All the data should be repeated exactly. Any image in it is left out.

☆ ☆ ☆ ☆ ☆ ☆ ☆

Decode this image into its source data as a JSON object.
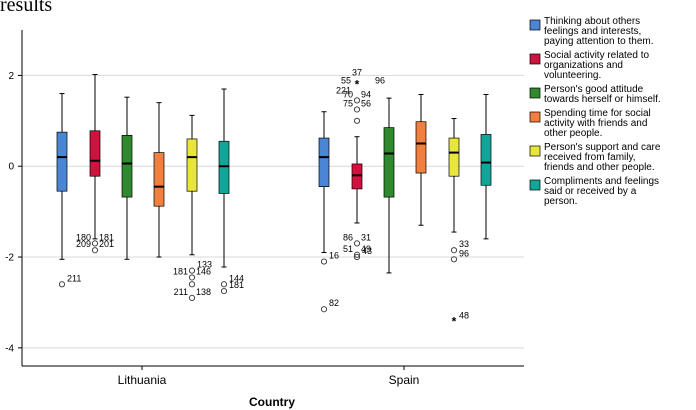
{
  "title_fragment": "results",
  "chart_data": {
    "type": "boxplot",
    "xlabel": "Country",
    "ylabel": "",
    "ylim": [
      -4.4,
      3.0
    ],
    "yticks": [
      -4,
      -2,
      0,
      2
    ],
    "grid": "horizontal",
    "legend_position": "right",
    "categories": [
      "Lithuania",
      "Spain"
    ],
    "series": [
      {
        "name": "Thinking about others feelings and interests, paying attention to them.",
        "color": "#4a86d4",
        "boxes": [
          {
            "category": "Lithuania",
            "whisker_low": -2.05,
            "q1": -0.55,
            "median": 0.2,
            "q3": 0.75,
            "whisker_high": 1.6,
            "outliers": [
              {
                "y": -2.6,
                "marker": "circle",
                "labels": [
                  "211"
                ]
              }
            ]
          },
          {
            "category": "Spain",
            "whisker_low": -1.9,
            "q1": -0.45,
            "median": 0.2,
            "q3": 0.62,
            "whisker_high": 1.2,
            "outliers": [
              {
                "y": -2.1,
                "marker": "circle",
                "labels": [
                  "16"
                ]
              },
              {
                "y": -3.15,
                "marker": "circle",
                "labels": [
                  "82"
                ]
              }
            ]
          }
        ]
      },
      {
        "name": "Social activity related to organizations and volunteering.",
        "color": "#d2123e",
        "boxes": [
          {
            "category": "Lithuania",
            "whisker_low": -1.6,
            "q1": -0.22,
            "median": 0.12,
            "q3": 0.78,
            "whisker_high": 2.02,
            "outliers": [
              {
                "y": -1.7,
                "marker": "circle",
                "labels": [
                  "180",
                  "181"
                ]
              },
              {
                "y": -1.85,
                "marker": "circle",
                "labels": [
                  "209",
                  "201"
                ]
              }
            ]
          },
          {
            "category": "Spain",
            "whisker_low": -1.25,
            "q1": -0.5,
            "median": -0.2,
            "q3": 0.05,
            "whisker_high": 0.65,
            "outliers": [
              {
                "y": 1.8,
                "marker": "star",
                "labels": [
                  "37",
                  "55",
                  "221",
                  "96"
                ]
              },
              {
                "y": 1.45,
                "marker": "circle",
                "labels": [
                  "70",
                  "94"
                ]
              },
              {
                "y": 1.25,
                "marker": "circle",
                "labels": [
                  "75",
                  "56"
                ]
              },
              {
                "y": 1.0,
                "marker": "circle",
                "labels": []
              },
              {
                "y": -1.7,
                "marker": "circle",
                "labels": [
                  "86",
                  "31"
                ]
              },
              {
                "y": -1.95,
                "marker": "circle",
                "labels": [
                  "51",
                  "49"
                ]
              },
              {
                "y": -2.0,
                "marker": "circle",
                "labels": [
                  "43"
                ]
              }
            ]
          }
        ]
      },
      {
        "name": "Person's good attitude towards herself or himself.",
        "color": "#2f8a2f",
        "boxes": [
          {
            "category": "Lithuania",
            "whisker_low": -2.05,
            "q1": -0.68,
            "median": 0.06,
            "q3": 0.68,
            "whisker_high": 1.52,
            "outliers": []
          },
          {
            "category": "Spain",
            "whisker_low": -2.35,
            "q1": -0.68,
            "median": 0.28,
            "q3": 0.85,
            "whisker_high": 1.5,
            "outliers": []
          }
        ]
      },
      {
        "name": "Spending time for social activity with friends and other people.",
        "color": "#f08040",
        "boxes": [
          {
            "category": "Lithuania",
            "whisker_low": -2.0,
            "q1": -0.88,
            "median": -0.45,
            "q3": 0.3,
            "whisker_high": 1.4,
            "outliers": []
          },
          {
            "category": "Spain",
            "whisker_low": -1.3,
            "q1": -0.15,
            "median": 0.5,
            "q3": 0.98,
            "whisker_high": 1.58,
            "outliers": []
          }
        ]
      },
      {
        "name": "Person's support and care received from family, friends and other people.",
        "color": "#e8e63a",
        "boxes": [
          {
            "category": "Lithuania",
            "whisker_low": -1.95,
            "q1": -0.55,
            "median": 0.2,
            "q3": 0.6,
            "whisker_high": 1.12,
            "outliers": [
              {
                "y": -2.3,
                "marker": "circle",
                "labels": [
                  "133"
                ]
              },
              {
                "y": -2.45,
                "marker": "circle",
                "labels": [
                  "181",
                  "146"
                ]
              },
              {
                "y": -2.6,
                "marker": "circle",
                "labels": []
              },
              {
                "y": -2.9,
                "marker": "circle",
                "labels": [
                  "211",
                  "138"
                ]
              }
            ]
          },
          {
            "category": "Spain",
            "whisker_low": -1.45,
            "q1": -0.22,
            "median": 0.3,
            "q3": 0.62,
            "whisker_high": 1.05,
            "outliers": [
              {
                "y": -1.85,
                "marker": "circle",
                "labels": [
                  "33"
                ]
              },
              {
                "y": -2.05,
                "marker": "circle",
                "labels": [
                  "96"
                ]
              },
              {
                "y": -3.42,
                "marker": "star",
                "labels": [
                  "48"
                ]
              }
            ]
          }
        ]
      },
      {
        "name": "Compliments and feelings said or received by a person.",
        "color": "#12a69a",
        "boxes": [
          {
            "category": "Lithuania",
            "whisker_low": -2.22,
            "q1": -0.6,
            "median": 0.0,
            "q3": 0.55,
            "whisker_high": 1.7,
            "outliers": [
              {
                "y": -2.6,
                "marker": "circle",
                "labels": [
                  "144"
                ]
              },
              {
                "y": -2.75,
                "marker": "circle",
                "labels": [
                  "181"
                ]
              }
            ]
          },
          {
            "category": "Spain",
            "whisker_low": -1.6,
            "q1": -0.42,
            "median": 0.08,
            "q3": 0.7,
            "whisker_high": 1.58,
            "outliers": []
          }
        ]
      }
    ]
  }
}
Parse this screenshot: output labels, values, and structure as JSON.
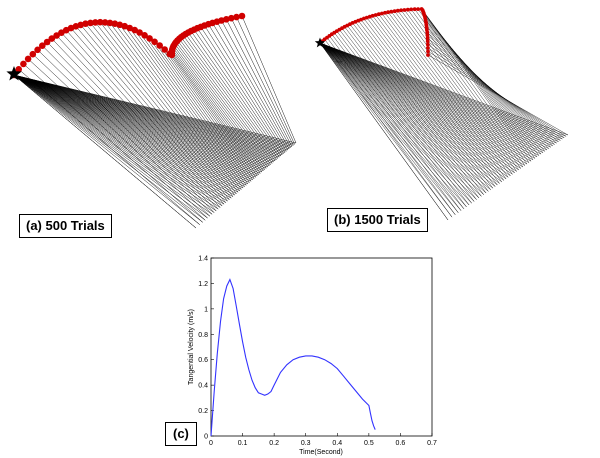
{
  "labels": {
    "a": "(a) 500 Trials",
    "b": "(b) 1500 Trials",
    "c": "(c)"
  },
  "colors": {
    "trajectory": "#d00000",
    "arm_lines": "#000000",
    "velocity_curve": "#3333ff",
    "start_marker": "#000000"
  },
  "icons": {
    "start_marker": "star-icon"
  },
  "chart_data": {
    "type": "line",
    "title": "",
    "xlabel": "Time(Second)",
    "ylabel": "Tangential Velocity (m/s)",
    "xlim": [
      0,
      0.7
    ],
    "ylim": [
      0,
      1.4
    ],
    "xticks": [
      "0",
      "0.1",
      "0.2",
      "0.3",
      "0.4",
      "0.5",
      "0.6",
      "0.7"
    ],
    "yticks": [
      "0",
      "0.2",
      "0.4",
      "0.6",
      "0.8",
      "1",
      "1.2",
      "1.4"
    ],
    "grid": false,
    "legend": "none",
    "series": [
      {
        "x": [
          0,
          0.01,
          0.02,
          0.03,
          0.04,
          0.05,
          0.06,
          0.07,
          0.08,
          0.09,
          0.1,
          0.11,
          0.12,
          0.13,
          0.14,
          0.15,
          0.16,
          0.17,
          0.18,
          0.19,
          0.2,
          0.21,
          0.22,
          0.24,
          0.26,
          0.28,
          0.3,
          0.32,
          0.34,
          0.36,
          0.38,
          0.4,
          0.42,
          0.44,
          0.46,
          0.48,
          0.5,
          0.505,
          0.51,
          0.515,
          0.52
        ],
        "y": [
          0,
          0.35,
          0.65,
          0.9,
          1.08,
          1.18,
          1.23,
          1.16,
          1.02,
          0.88,
          0.74,
          0.62,
          0.52,
          0.44,
          0.38,
          0.34,
          0.33,
          0.32,
          0.33,
          0.35,
          0.4,
          0.45,
          0.5,
          0.56,
          0.6,
          0.62,
          0.63,
          0.63,
          0.62,
          0.6,
          0.57,
          0.53,
          0.47,
          0.41,
          0.35,
          0.29,
          0.24,
          0.18,
          0.12,
          0.08,
          0.05
        ]
      }
    ]
  }
}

☆ ☆ ☆ ☆ ☆ ☆ ☆

#### [Solution to this exercise]
Decode this image into its source data as a JSON object.
{
  "title_fragment": "results",
  "chart_data": {
    "type": "boxplot",
    "xlabel": "Country",
    "ylabel": "",
    "ylim": [
      -4.4,
      3.0
    ],
    "yticks": [
      -4,
      -2,
      0,
      2
    ],
    "grid": "horizontal",
    "legend_position": "right",
    "categories": [
      "Lithuania",
      "Spain"
    ],
    "series": [
      {
        "name": "Thinking about others feelings and interests, paying attention to them.",
        "color": "#4a86d4",
        "boxes": [
          {
            "category": "Lithuania",
            "whisker_low": -2.05,
            "q1": -0.55,
            "median": 0.2,
            "q3": 0.75,
            "whisker_high": 1.6,
            "outliers": [
              {
                "y": -2.6,
                "marker": "circle",
                "labels": [
                  "211"
                ]
              }
            ]
          },
          {
            "category": "Spain",
            "whisker_low": -1.9,
            "q1": -0.45,
            "median": 0.2,
            "q3": 0.62,
            "whisker_high": 1.2,
            "outliers": [
              {
                "y": -2.1,
                "marker": "circle",
                "labels": [
                  "16"
                ]
              },
              {
                "y": -3.15,
                "marker": "circle",
                "labels": [
                  "82"
                ]
              }
            ]
          }
        ]
      },
      {
        "name": "Social activity related to organizations and volunteering.",
        "color": "#d2123e",
        "boxes": [
          {
            "category": "Lithuania",
            "whisker_low": -1.6,
            "q1": -0.22,
            "median": 0.12,
            "q3": 0.78,
            "whisker_high": 2.02,
            "outliers": [
              {
                "y": -1.7,
                "marker": "circle",
                "labels": [
                  "180",
                  "181"
                ]
              },
              {
                "y": -1.85,
                "marker": "circle",
                "labels": [
                  "209",
                  "201"
                ]
              }
            ]
          },
          {
            "category": "Spain",
            "whisker_low": -1.25,
            "q1": -0.5,
            "median": -0.2,
            "q3": 0.05,
            "whisker_high": 0.65,
            "outliers": [
              {
                "y": 1.8,
                "marker": "star",
                "labels": [
                  "37",
                  "55",
                  "221",
                  "96"
                ]
              },
              {
                "y": 1.45,
                "marker": "circle",
                "labels": [
                  "70",
                  "94"
                ]
              },
              {
                "y": 1.25,
                "marker": "circle",
                "labels": [
                  "75",
                  "56"
                ]
              },
              {
                "y": 1.0,
                "marker": "circle",
                "labels": []
              },
              {
                "y": -1.7,
                "marker": "circle",
                "labels": [
                  "86",
                  "31"
                ]
              },
              {
                "y": -1.95,
                "marker": "circle",
                "labels": [
                  "51",
                  "49"
                ]
              },
              {
                "y": -2.0,
                "marker": "circle",
                "labels": [
                  "43"
                ]
              }
            ]
          }
        ]
      },
      {
        "name": "Person's good attitude towards herself or himself.",
        "color": "#2f8a2f",
        "boxes": [
          {
            "category": "Lithuania",
            "whisker_low": -2.05,
            "q1": -0.68,
            "median": 0.06,
            "q3": 0.68,
            "whisker_high": 1.52,
            "outliers": []
          },
          {
            "category": "Spain",
            "whisker_low": -2.35,
            "q1": -0.68,
            "median": 0.28,
            "q3": 0.85,
            "whisker_high": 1.5,
            "outliers": []
          }
        ]
      },
      {
        "name": "Spending time for social activity with friends and other people.",
        "color": "#f08040",
        "boxes": [
          {
            "category": "Lithuania",
            "whisker_low": -2.0,
            "q1": -0.88,
            "median": -0.45,
            "q3": 0.3,
            "whisker_high": 1.4,
            "outliers": []
          },
          {
            "category": "Spain",
            "whisker_low": -1.3,
            "q1": -0.15,
            "median": 0.5,
            "q3": 0.98,
            "whisker_high": 1.58,
            "outliers": []
          }
        ]
      },
      {
        "name": "Person's support and care received from family, friends and other people.",
        "color": "#e8e63a",
        "boxes": [
          {
            "category": "Lithuania",
            "whisker_low": -1.95,
            "q1": -0.55,
            "median": 0.2,
            "q3": 0.6,
            "whisker_high": 1.12,
            "outliers": [
              {
                "y": -2.3,
                "marker": "circle",
                "labels": [
                  "133"
                ]
              },
              {
                "y": -2.45,
                "marker": "circle",
                "labels": [
                  "181",
                  "146"
                ]
              },
              {
                "y": -2.6,
                "marker": "circle",
                "labels": []
              },
              {
                "y": -2.9,
                "marker": "circle",
                "labels": [
                  "211",
                  "138"
                ]
              }
            ]
          },
          {
            "category": "Spain",
            "whisker_low": -1.45,
            "q1": -0.22,
            "median": 0.3,
            "q3": 0.62,
            "whisker_high": 1.05,
            "outliers": [
              {
                "y": -1.85,
                "marker": "circle",
                "labels": [
                  "33"
                ]
              },
              {
                "y": -2.05,
                "marker": "circle",
                "labels": [
                  "96"
                ]
              },
              {
                "y": -3.42,
                "marker": "star",
                "labels": [
                  "48"
                ]
              }
            ]
          }
        ]
      },
      {
        "name": "Compliments and feelings said or received by a person.",
        "color": "#12a69a",
        "boxes": [
          {
            "category": "Lithuania",
            "whisker_low": -2.22,
            "q1": -0.6,
            "median": 0.0,
            "q3": 0.55,
            "whisker_high": 1.7,
            "outliers": [
              {
                "y": -2.6,
                "marker": "circle",
                "labels": [
                  "144"
                ]
              },
              {
                "y": -2.75,
                "marker": "circle",
                "labels": [
                  "181"
                ]
              }
            ]
          },
          {
            "category": "Spain",
            "whisker_low": -1.6,
            "q1": -0.42,
            "median": 0.08,
            "q3": 0.7,
            "whisker_high": 1.58,
            "outliers": []
          }
        ]
      }
    ]
  }
}
Parse this screenshot: output labels, values, and structure as JSON.
{
  "labels": {
    "a": "(a) 500 Trials",
    "b": "(b) 1500 Trials",
    "c": "(c)"
  },
  "colors": {
    "trajectory": "#d00000",
    "arm_lines": "#000000",
    "velocity_curve": "#3333ff",
    "start_marker": "#000000"
  },
  "icons": {
    "start_marker": "star-icon"
  },
  "chart_data": {
    "type": "line",
    "title": "",
    "xlabel": "Time(Second)",
    "ylabel": "Tangential Velocity (m/s)",
    "xlim": [
      0,
      0.7
    ],
    "ylim": [
      0,
      1.4
    ],
    "xticks": [
      "0",
      "0.1",
      "0.2",
      "0.3",
      "0.4",
      "0.5",
      "0.6",
      "0.7"
    ],
    "yticks": [
      "0",
      "0.2",
      "0.4",
      "0.6",
      "0.8",
      "1",
      "1.2",
      "1.4"
    ],
    "grid": false,
    "legend": "none",
    "series": [
      {
        "x": [
          0,
          0.01,
          0.02,
          0.03,
          0.04,
          0.05,
          0.06,
          0.07,
          0.08,
          0.09,
          0.1,
          0.11,
          0.12,
          0.13,
          0.14,
          0.15,
          0.16,
          0.17,
          0.18,
          0.19,
          0.2,
          0.21,
          0.22,
          0.24,
          0.26,
          0.28,
          0.3,
          0.32,
          0.34,
          0.36,
          0.38,
          0.4,
          0.42,
          0.44,
          0.46,
          0.48,
          0.5,
          0.505,
          0.51,
          0.515,
          0.52
        ],
        "y": [
          0,
          0.35,
          0.65,
          0.9,
          1.08,
          1.18,
          1.23,
          1.16,
          1.02,
          0.88,
          0.74,
          0.62,
          0.52,
          0.44,
          0.38,
          0.34,
          0.33,
          0.32,
          0.33,
          0.35,
          0.4,
          0.45,
          0.5,
          0.56,
          0.6,
          0.62,
          0.63,
          0.63,
          0.62,
          0.6,
          0.57,
          0.53,
          0.47,
          0.41,
          0.35,
          0.29,
          0.24,
          0.18,
          0.12,
          0.08,
          0.05
        ]
      }
    ]
  }
}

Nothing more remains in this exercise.